# Excerpted data
#####

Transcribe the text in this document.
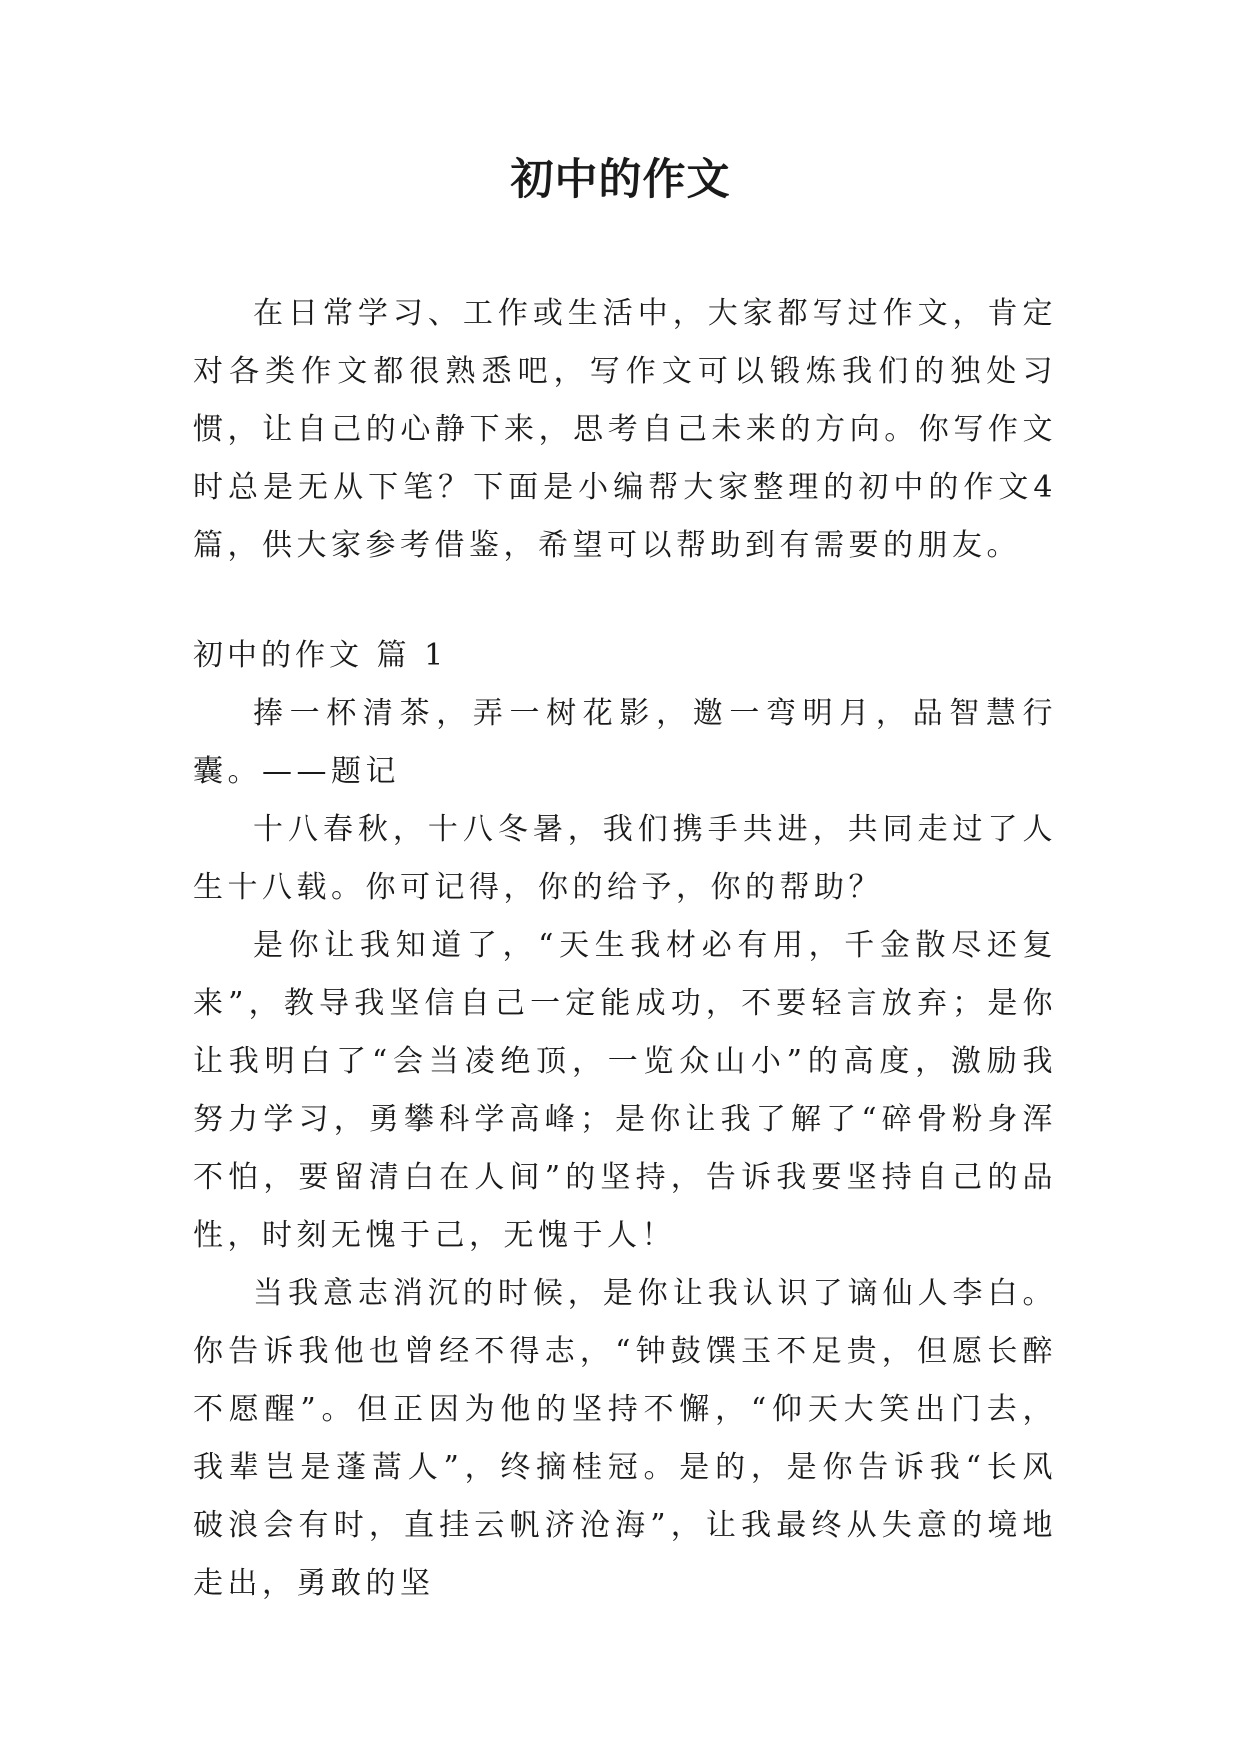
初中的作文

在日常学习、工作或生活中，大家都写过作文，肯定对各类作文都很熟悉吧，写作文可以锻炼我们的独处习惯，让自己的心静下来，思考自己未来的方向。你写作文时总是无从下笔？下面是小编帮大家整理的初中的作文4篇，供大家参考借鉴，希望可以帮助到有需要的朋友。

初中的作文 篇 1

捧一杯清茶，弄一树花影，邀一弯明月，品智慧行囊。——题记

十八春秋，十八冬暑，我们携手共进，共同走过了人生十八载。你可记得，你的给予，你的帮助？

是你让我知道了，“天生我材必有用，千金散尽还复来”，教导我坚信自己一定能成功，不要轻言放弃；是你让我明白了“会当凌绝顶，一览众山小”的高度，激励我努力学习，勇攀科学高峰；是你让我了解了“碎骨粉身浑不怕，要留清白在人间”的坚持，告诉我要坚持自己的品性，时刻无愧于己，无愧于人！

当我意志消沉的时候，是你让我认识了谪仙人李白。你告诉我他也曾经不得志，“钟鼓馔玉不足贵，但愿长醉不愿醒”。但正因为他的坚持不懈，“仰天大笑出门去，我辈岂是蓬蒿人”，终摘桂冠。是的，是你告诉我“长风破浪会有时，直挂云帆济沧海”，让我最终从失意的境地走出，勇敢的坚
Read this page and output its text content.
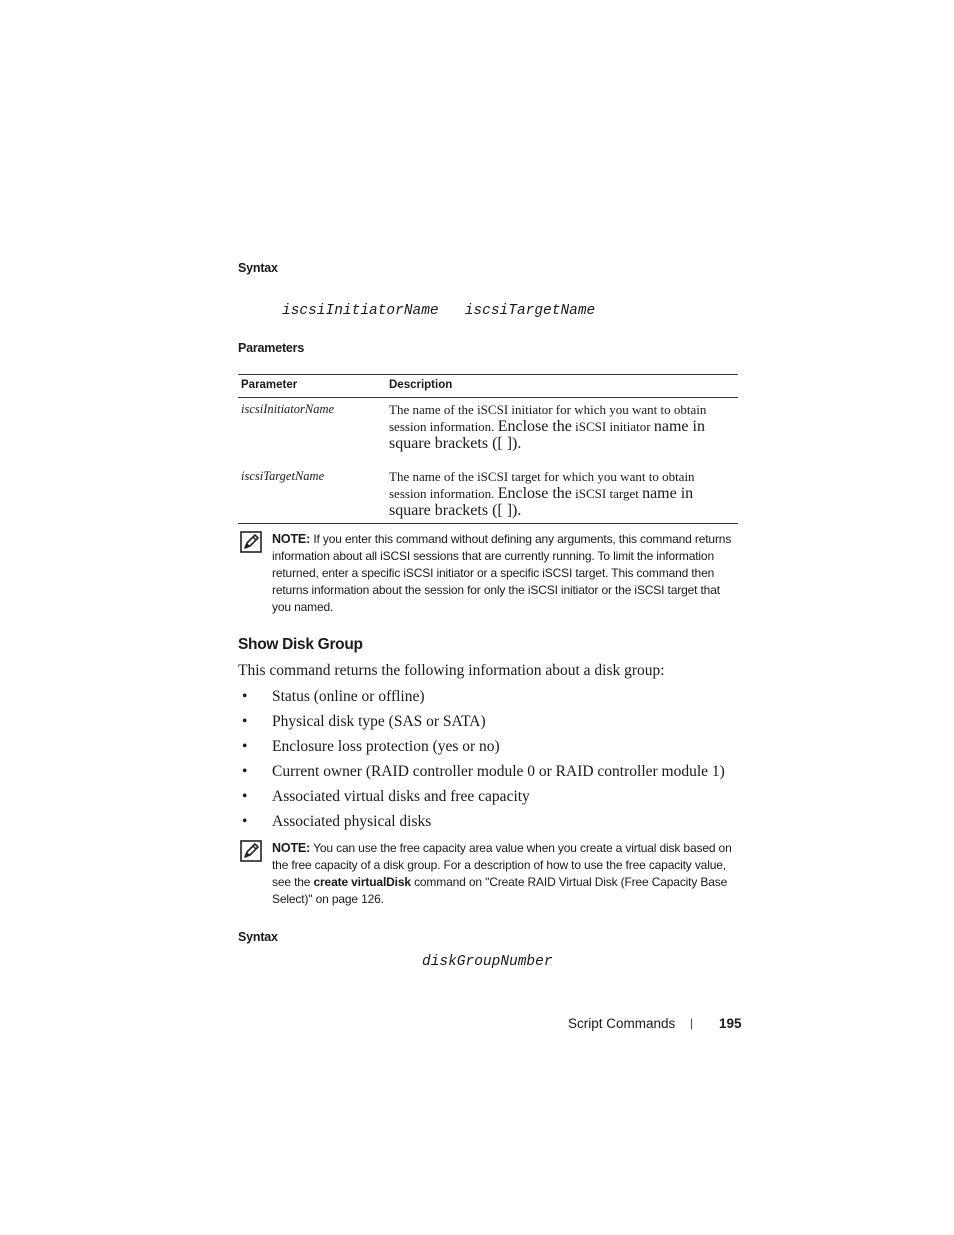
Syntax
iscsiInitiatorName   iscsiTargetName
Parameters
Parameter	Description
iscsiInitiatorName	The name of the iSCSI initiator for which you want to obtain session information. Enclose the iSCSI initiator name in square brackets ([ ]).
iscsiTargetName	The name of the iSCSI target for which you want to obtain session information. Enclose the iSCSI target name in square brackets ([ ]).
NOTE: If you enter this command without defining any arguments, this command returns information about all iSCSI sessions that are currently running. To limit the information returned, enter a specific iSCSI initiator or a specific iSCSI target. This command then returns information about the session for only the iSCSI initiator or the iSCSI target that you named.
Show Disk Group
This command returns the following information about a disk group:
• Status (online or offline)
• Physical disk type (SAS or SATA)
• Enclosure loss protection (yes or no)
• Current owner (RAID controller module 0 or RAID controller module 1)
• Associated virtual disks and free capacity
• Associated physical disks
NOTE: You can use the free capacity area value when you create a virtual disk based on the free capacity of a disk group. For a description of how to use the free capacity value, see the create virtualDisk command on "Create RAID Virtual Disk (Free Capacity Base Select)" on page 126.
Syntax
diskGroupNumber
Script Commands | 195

#####

List the lines that contain the word "free".

# Response to this exercise
• Associated virtual disks and free capacity
NOTE: You can use the free capacity area value when you create a virtual disk based on the free capacity of a disk group. For a description of how to use the free capacity value, see the create virtualDisk command on "Create RAID Virtual Disk (Free Capacity Base Select)" on page 126.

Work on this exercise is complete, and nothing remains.